* Work to do *
Pick out all lines in the listing holding the string "this" and copy them.

* Listed records *
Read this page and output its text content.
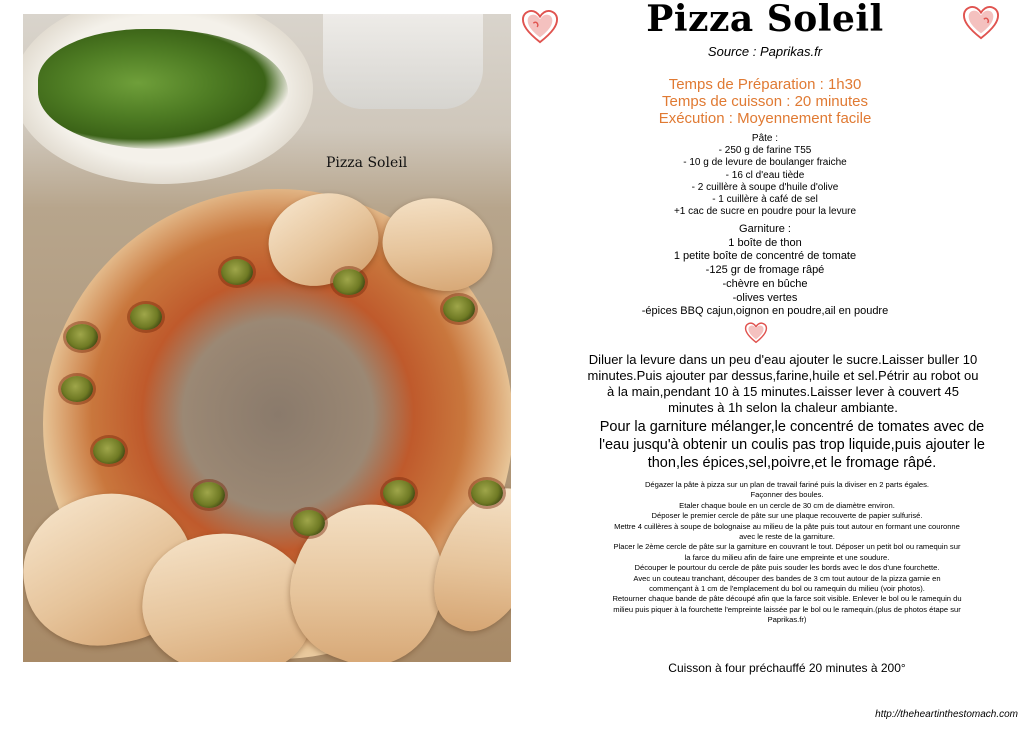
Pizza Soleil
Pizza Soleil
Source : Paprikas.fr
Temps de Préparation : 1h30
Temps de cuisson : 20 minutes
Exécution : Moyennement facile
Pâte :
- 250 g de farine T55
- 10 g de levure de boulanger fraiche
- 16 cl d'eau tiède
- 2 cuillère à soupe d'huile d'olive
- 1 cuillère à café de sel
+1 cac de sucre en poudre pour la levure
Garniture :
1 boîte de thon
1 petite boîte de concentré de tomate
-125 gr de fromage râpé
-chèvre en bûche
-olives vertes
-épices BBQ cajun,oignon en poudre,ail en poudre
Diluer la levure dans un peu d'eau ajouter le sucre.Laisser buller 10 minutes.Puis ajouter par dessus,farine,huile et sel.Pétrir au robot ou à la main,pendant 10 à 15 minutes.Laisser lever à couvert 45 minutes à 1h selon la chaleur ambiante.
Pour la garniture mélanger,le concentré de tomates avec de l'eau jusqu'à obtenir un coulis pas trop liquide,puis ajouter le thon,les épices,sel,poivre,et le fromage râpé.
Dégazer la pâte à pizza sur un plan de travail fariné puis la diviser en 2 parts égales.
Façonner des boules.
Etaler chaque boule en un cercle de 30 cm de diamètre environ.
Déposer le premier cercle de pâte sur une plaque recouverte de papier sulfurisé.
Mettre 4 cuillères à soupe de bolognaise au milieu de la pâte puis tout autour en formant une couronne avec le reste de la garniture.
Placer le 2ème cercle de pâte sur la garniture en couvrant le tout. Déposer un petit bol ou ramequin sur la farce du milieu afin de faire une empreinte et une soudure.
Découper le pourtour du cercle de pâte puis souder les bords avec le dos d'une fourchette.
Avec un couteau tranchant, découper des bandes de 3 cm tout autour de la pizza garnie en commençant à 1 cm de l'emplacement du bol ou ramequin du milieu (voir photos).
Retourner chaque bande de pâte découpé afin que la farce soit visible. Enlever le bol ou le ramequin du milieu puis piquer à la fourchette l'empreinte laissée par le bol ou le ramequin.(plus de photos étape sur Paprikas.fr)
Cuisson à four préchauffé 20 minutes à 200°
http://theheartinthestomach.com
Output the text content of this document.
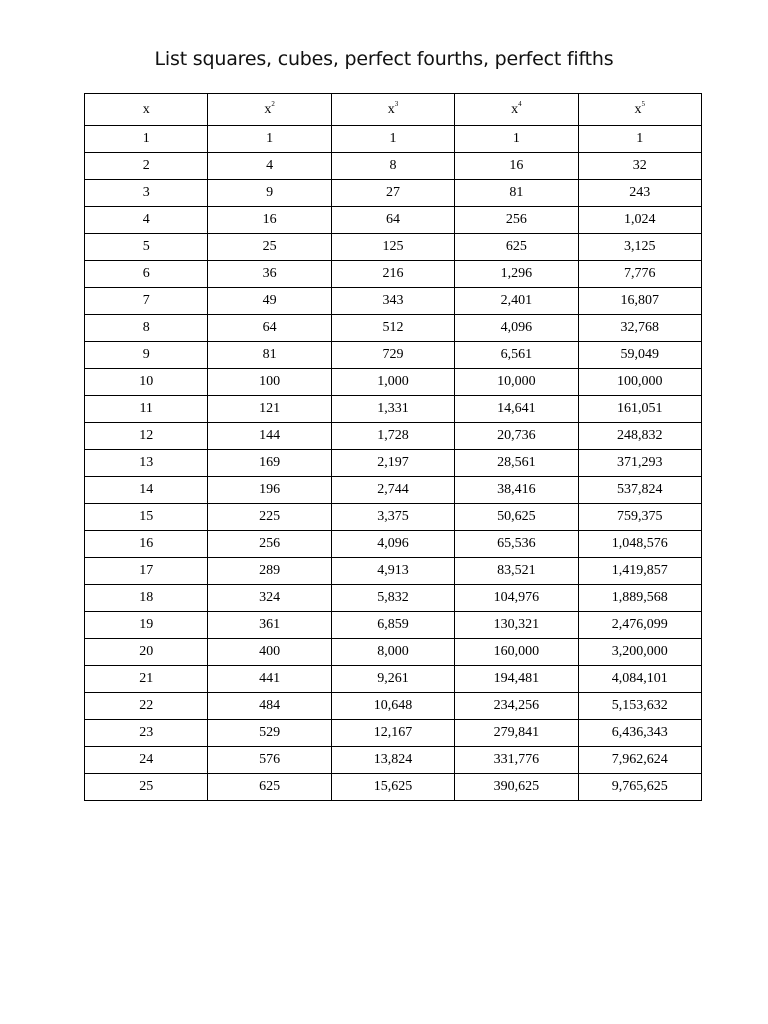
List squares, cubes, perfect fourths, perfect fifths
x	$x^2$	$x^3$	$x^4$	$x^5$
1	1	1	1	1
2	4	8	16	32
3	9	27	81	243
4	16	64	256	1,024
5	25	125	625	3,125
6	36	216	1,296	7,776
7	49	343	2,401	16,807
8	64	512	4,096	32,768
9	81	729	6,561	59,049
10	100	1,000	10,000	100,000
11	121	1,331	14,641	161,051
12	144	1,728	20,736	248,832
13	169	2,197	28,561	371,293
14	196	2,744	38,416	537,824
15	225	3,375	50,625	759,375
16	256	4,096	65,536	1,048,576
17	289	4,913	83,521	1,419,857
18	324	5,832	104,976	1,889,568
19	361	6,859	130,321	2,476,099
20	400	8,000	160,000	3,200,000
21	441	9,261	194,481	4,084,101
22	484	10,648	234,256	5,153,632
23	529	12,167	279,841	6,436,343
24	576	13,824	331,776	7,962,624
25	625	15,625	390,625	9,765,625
--
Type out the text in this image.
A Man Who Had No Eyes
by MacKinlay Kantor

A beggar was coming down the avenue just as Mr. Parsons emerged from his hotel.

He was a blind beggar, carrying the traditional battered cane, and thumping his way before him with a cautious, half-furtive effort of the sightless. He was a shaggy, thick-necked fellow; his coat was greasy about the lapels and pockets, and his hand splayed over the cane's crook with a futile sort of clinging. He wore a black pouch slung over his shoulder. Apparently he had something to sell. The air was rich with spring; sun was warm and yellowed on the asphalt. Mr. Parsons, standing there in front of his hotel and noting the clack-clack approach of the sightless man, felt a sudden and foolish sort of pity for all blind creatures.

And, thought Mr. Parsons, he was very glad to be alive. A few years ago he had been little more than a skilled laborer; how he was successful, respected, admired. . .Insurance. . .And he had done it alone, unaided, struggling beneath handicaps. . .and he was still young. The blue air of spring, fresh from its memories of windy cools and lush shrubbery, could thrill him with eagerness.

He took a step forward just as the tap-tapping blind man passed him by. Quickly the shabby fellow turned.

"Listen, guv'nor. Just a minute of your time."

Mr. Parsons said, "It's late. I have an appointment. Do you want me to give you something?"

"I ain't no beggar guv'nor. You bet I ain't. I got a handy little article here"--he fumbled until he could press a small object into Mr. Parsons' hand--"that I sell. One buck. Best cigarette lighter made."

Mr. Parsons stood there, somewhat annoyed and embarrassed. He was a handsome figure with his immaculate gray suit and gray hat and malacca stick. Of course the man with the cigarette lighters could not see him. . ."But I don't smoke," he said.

* Finished exercise *
Read this page and output its text content.
Output the text content of this document.
Type out the text in this image.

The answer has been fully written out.